■ **Work to complete**:
Set down each record exactly as written.
Start of Exercise material
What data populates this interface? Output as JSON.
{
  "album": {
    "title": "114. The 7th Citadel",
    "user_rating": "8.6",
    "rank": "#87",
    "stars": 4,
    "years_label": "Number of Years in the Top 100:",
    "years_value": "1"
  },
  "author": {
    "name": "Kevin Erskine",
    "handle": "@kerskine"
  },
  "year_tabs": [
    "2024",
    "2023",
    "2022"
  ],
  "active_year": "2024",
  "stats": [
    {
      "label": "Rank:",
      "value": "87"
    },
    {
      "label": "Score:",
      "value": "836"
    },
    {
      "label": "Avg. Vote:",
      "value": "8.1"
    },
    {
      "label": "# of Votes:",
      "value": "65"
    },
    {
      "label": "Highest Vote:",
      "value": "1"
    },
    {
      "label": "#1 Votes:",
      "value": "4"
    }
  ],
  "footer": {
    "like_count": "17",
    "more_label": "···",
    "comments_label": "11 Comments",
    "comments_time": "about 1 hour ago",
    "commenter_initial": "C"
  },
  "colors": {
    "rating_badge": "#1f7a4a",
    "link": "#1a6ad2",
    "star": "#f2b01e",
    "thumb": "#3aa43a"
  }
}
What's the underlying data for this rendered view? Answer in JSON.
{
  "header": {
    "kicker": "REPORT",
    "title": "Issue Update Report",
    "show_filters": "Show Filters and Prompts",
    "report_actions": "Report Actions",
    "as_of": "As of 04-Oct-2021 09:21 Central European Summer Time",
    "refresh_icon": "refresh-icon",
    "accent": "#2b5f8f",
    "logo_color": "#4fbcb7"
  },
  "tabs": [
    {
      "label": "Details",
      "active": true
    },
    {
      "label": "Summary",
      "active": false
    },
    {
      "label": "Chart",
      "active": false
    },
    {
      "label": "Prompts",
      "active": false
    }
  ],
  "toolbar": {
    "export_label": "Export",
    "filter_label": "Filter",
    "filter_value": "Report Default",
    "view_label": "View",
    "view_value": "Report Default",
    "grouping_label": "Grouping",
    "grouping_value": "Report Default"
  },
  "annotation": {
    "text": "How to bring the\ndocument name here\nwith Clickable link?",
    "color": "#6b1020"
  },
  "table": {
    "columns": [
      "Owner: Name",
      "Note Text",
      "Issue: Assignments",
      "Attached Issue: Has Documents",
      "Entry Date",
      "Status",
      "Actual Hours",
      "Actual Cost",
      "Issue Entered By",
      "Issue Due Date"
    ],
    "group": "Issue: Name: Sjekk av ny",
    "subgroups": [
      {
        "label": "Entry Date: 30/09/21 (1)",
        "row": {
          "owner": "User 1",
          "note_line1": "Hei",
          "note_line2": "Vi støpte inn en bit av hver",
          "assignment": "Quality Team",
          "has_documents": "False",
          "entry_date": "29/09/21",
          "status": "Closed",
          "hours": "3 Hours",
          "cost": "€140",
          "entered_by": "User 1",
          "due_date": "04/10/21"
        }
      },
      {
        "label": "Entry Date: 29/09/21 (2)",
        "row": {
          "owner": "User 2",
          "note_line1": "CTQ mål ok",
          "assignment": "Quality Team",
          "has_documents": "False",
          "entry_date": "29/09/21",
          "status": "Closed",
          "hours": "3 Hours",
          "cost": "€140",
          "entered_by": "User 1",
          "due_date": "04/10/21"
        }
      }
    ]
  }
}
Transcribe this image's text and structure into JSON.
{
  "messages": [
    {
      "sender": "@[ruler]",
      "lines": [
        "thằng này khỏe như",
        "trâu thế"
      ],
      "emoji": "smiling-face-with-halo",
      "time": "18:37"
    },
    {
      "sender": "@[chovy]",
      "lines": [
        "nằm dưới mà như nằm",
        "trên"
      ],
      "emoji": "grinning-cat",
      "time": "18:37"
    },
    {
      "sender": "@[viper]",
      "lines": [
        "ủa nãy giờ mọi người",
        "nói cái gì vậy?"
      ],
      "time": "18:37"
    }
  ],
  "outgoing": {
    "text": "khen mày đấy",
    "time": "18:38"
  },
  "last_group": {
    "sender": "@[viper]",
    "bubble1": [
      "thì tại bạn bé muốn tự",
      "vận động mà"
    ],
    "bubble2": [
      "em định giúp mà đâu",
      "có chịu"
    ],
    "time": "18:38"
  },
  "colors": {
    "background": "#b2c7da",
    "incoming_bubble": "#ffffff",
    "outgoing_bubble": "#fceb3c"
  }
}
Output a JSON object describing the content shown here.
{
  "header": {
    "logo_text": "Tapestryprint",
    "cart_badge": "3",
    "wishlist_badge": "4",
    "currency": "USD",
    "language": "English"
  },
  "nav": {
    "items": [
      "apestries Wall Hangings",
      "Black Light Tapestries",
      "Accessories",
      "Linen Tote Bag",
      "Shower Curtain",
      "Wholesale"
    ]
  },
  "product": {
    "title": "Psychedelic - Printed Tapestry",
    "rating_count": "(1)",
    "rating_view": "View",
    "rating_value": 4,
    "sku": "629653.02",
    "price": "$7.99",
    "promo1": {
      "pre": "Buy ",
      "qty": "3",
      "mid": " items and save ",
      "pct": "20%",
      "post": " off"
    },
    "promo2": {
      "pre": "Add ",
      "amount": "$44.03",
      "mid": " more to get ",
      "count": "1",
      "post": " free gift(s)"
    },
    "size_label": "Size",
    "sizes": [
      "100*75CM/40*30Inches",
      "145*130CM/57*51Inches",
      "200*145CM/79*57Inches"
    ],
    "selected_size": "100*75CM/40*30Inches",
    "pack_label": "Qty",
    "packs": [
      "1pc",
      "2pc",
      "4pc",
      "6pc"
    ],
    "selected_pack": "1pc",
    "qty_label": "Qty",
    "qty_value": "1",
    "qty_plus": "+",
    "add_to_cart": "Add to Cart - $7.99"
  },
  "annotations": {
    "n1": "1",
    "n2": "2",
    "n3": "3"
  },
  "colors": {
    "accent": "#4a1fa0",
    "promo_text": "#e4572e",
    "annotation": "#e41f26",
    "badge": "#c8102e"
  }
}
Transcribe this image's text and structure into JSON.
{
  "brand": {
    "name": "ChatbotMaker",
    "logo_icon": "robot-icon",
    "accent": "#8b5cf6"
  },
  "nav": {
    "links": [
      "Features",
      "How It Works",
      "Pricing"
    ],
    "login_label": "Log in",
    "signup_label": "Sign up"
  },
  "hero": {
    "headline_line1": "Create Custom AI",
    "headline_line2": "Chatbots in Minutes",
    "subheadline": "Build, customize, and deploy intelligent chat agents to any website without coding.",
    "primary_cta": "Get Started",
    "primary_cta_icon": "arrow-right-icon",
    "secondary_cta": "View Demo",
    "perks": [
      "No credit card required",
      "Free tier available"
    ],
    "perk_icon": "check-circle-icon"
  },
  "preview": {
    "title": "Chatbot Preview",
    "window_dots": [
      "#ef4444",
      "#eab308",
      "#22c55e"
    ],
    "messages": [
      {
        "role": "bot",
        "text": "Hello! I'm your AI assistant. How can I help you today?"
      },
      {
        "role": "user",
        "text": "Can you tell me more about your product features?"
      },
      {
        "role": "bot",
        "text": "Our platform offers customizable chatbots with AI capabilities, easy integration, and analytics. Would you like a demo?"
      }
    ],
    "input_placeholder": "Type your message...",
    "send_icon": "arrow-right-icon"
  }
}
End of Exercise material
■ **Task output**:
What data populates this interface? Output as JSON.
{
  "album": {
    "title": "114. The 7th Citadel",
    "user_rating": "8.6",
    "rank": "#87",
    "stars": 4,
    "years_label": "Number of Years in the Top 100:",
    "years_value": "1"
  },
  "author": {
    "name": "Kevin Erskine",
    "handle": "@kerskine"
  },
  "year_tabs": [
    "2024",
    "2023",
    "2022"
  ],
  "active_year": "2024",
  "stats": [
    {
      "label": "Rank:",
      "value": "87"
    },
    {
      "label": "Score:",
      "value": "836"
    },
    {
      "label": "Avg. Vote:",
      "value": "8.1"
    },
    {
      "label": "# of Votes:",
      "value": "65"
    },
    {
      "label": "Highest Vote:",
      "value": "1"
    },
    {
      "label": "#1 Votes:",
      "value": "4"
    }
  ],
  "footer": {
    "like_count": "17",
    "more_label": "···",
    "comments_label": "11 Comments",
    "comments_time": "about 1 hour ago",
    "commenter_initial": "C"
  },
  "colors": {
    "rating_badge": "#1f7a4a",
    "link": "#1a6ad2",
    "star": "#f2b01e",
    "thumb": "#3aa43a"
  }
}
What's the underlying data for this rendered view? Answer in JSON.
{
  "header": {
    "kicker": "REPORT",
    "title": "Issue Update Report",
    "show_filters": "Show Filters and Prompts",
    "report_actions": "Report Actions",
    "as_of": "As of 04-Oct-2021 09:21 Central European Summer Time",
    "refresh_icon": "refresh-icon",
    "accent": "#2b5f8f",
    "logo_color": "#4fbcb7"
  },
  "tabs": [
    {
      "label": "Details",
      "active": true
    },
    {
      "label": "Summary",
      "active": false
    },
    {
      "label": "Chart",
      "active": false
    },
    {
      "label": "Prompts",
      "active": false
    }
  ],
  "toolbar": {
    "export_label": "Export",
    "filter_label": "Filter",
    "filter_value": "Report Default",
    "view_label": "View",
    "view_value": "Report Default",
    "grouping_label": "Grouping",
    "grouping_value": "Report Default"
  },
  "annotation": {
    "text": "How to bring the\ndocument name here\nwith Clickable link?",
    "color": "#6b1020"
  },
  "table": {
    "columns": [
      "Owner: Name",
      "Note Text",
      "Issue: Assignments",
      "Attached Issue: Has Documents",
      "Entry Date",
      "Status",
      "Actual Hours",
      "Actual Cost",
      "Issue Entered By",
      "Issue Due Date"
    ],
    "group": "Issue: Name: Sjekk av ny",
    "subgroups": [
      {
        "label": "Entry Date: 30/09/21 (1)",
        "row": {
          "owner": "User 1",
          "note_line1": "Hei",
          "note_line2": "Vi støpte inn en bit av hver",
          "assignment": "Quality Team",
          "has_documents": "False",
          "entry_date": "29/09/21",
          "status": "Closed",
          "hours": "3 Hours",
          "cost": "€140",
          "entered_by": "User 1",
          "due_date": "04/10/21"
        }
      },
      {
        "label": "Entry Date: 29/09/21 (2)",
        "row": {
          "owner": "User 2",
          "note_line1": "CTQ mål ok",
          "assignment": "Quality Team",
          "has_documents": "False",
          "entry_date": "29/09/21",
          "status": "Closed",
          "hours": "3 Hours",
          "cost": "€140",
          "entered_by": "User 1",
          "due_date": "04/10/21"
        }
      }
    ]
  }
}
Transcribe this image's text and structure into JSON.
{
  "messages": [
    {
      "sender": "@[ruler]",
      "lines": [
        "thằng này khỏe như",
        "trâu thế"
      ],
      "emoji": "smiling-face-with-halo",
      "time": "18:37"
    },
    {
      "sender": "@[chovy]",
      "lines": [
        "nằm dưới mà như nằm",
        "trên"
      ],
      "emoji": "grinning-cat",
      "time": "18:37"
    },
    {
      "sender": "@[viper]",
      "lines": [
        "ủa nãy giờ mọi người",
        "nói cái gì vậy?"
      ],
      "time": "18:37"
    }
  ],
  "outgoing": {
    "text": "khen mày đấy",
    "time": "18:38"
  },
  "last_group": {
    "sender": "@[viper]",
    "bubble1": [
      "thì tại bạn bé muốn tự",
      "vận động mà"
    ],
    "bubble2": [
      "em định giúp mà đâu",
      "có chịu"
    ],
    "time": "18:38"
  },
  "colors": {
    "background": "#b2c7da",
    "incoming_bubble": "#ffffff",
    "outgoing_bubble": "#fceb3c"
  }
}
Output a JSON object describing the content shown here.
{
  "header": {
    "logo_text": "Tapestryprint",
    "cart_badge": "3",
    "wishlist_badge": "4",
    "currency": "USD",
    "language": "English"
  },
  "nav": {
    "items": [
      "apestries Wall Hangings",
      "Black Light Tapestries",
      "Accessories",
      "Linen Tote Bag",
      "Shower Curtain",
      "Wholesale"
    ]
  },
  "product": {
    "title": "Psychedelic - Printed Tapestry",
    "rating_count": "(1)",
    "rating_view": "View",
    "rating_value": 4,
    "sku": "629653.02",
    "price": "$7.99",
    "promo1": {
      "pre": "Buy ",
      "qty": "3",
      "mid": " items and save ",
      "pct": "20%",
      "post": " off"
    },
    "promo2": {
      "pre": "Add ",
      "amount": "$44.03",
      "mid": " more to get ",
      "count": "1",
      "post": " free gift(s)"
    },
    "size_label": "Size",
    "sizes": [
      "100*75CM/40*30Inches",
      "145*130CM/57*51Inches",
      "200*145CM/79*57Inches"
    ],
    "selected_size": "100*75CM/40*30Inches",
    "pack_label": "Qty",
    "packs": [
      "1pc",
      "2pc",
      "4pc",
      "6pc"
    ],
    "selected_pack": "1pc",
    "qty_label": "Qty",
    "qty_value": "1",
    "qty_plus": "+",
    "add_to_cart": "Add to Cart - $7.99"
  },
  "annotations": {
    "n1": "1",
    "n2": "2",
    "n3": "3"
  },
  "colors": {
    "accent": "#4a1fa0",
    "promo_text": "#e4572e",
    "annotation": "#e41f26",
    "badge": "#c8102e"
  }
}
Transcribe this image's text and structure into JSON.
{
  "brand": {
    "name": "ChatbotMaker",
    "logo_icon": "robot-icon",
    "accent": "#8b5cf6"
  },
  "nav": {
    "links": [
      "Features",
      "How It Works",
      "Pricing"
    ],
    "login_label": "Log in",
    "signup_label": "Sign up"
  },
  "hero": {
    "headline_line1": "Create Custom AI",
    "headline_line2": "Chatbots in Minutes",
    "subheadline": "Build, customize, and deploy intelligent chat agents to any website without coding.",
    "primary_cta": "Get Started",
    "primary_cta_icon": "arrow-right-icon",
    "secondary_cta": "View Demo",
    "perks": [
      "No credit card required",
      "Free tier available"
    ],
    "perk_icon": "check-circle-icon"
  },
  "preview": {
    "title": "Chatbot Preview",
    "window_dots": [
      "#ef4444",
      "#eab308",
      "#22c55e"
    ],
    "messages": [
      {
        "role": "bot",
        "text": "Hello! I'm your AI assistant. How can I help you today?"
      },
      {
        "role": "user",
        "text": "Can you tell me more about your product features?"
      },
      {
        "role": "bot",
        "text": "Our platform offers customizable chatbots with AI capabilities, easy integration, and analytics. Would you like a demo?"
      }
    ],
    "input_placeholder": "Type your message...",
    "send_icon": "arrow-right-icon"
  }
}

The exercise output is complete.